§ **Instructions for the task**: Filter this data down to the lines that hold "intensities", and copy them.

§ **The input**:
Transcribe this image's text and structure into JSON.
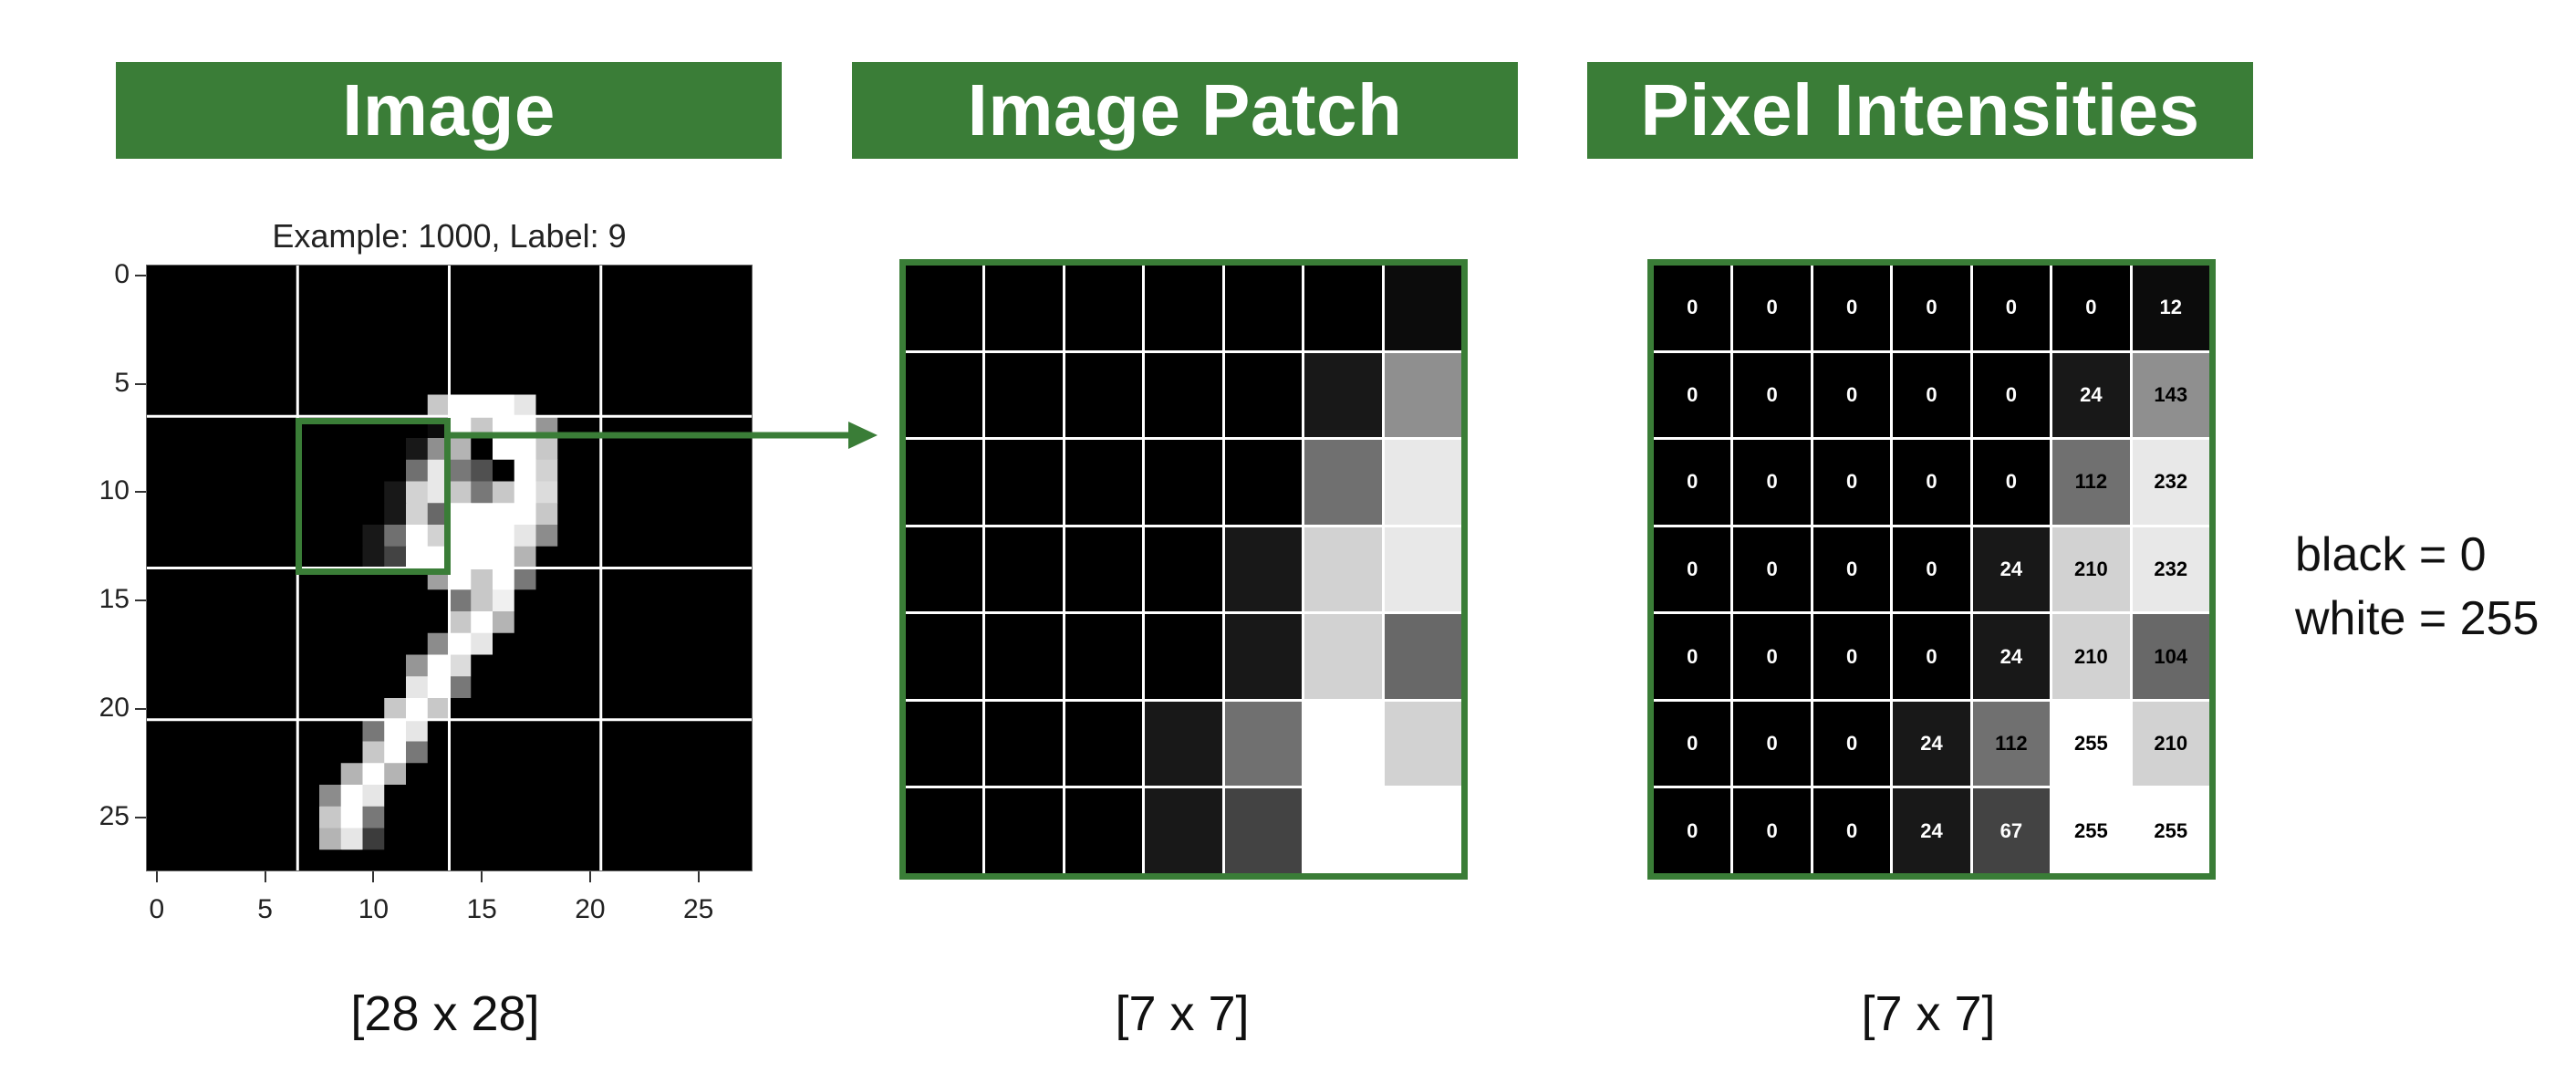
{
  "headers": {
    "image": "Image",
    "patch": "Image Patch",
    "intensities": "Pixel Intensities"
  },
  "image_plot": {
    "title": "Example: 1000, Label: 9",
    "yticks": [
      "0",
      "5",
      "10",
      "15",
      "20",
      "25"
    ],
    "xticks": [
      "0",
      "5",
      "10",
      "15",
      "20",
      "25"
    ]
  },
  "dimensions": {
    "image": "[28 x 28]",
    "patch": "[7 x 7]",
    "intensities": "[7 x 7]"
  },
  "legend": {
    "black": "black = 0",
    "white": "white = 255"
  },
  "pixel_values": [
    [
      0,
      0,
      0,
      0,
      0,
      0,
      12
    ],
    [
      0,
      0,
      0,
      0,
      0,
      24,
      143
    ],
    [
      0,
      0,
      0,
      0,
      0,
      112,
      232
    ],
    [
      0,
      0,
      0,
      0,
      24,
      210,
      232
    ],
    [
      0,
      0,
      0,
      0,
      24,
      210,
      104
    ],
    [
      0,
      0,
      0,
      24,
      112,
      255,
      210
    ],
    [
      0,
      0,
      0,
      24,
      67,
      255,
      255
    ]
  ],
  "colors": {
    "accent": "#3a7d37",
    "grid_line": "#ffffff"
  }
}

§ **Finished task**:
    "intensities": "Pixel Intensities"
    "intensities": "[7 x 7]"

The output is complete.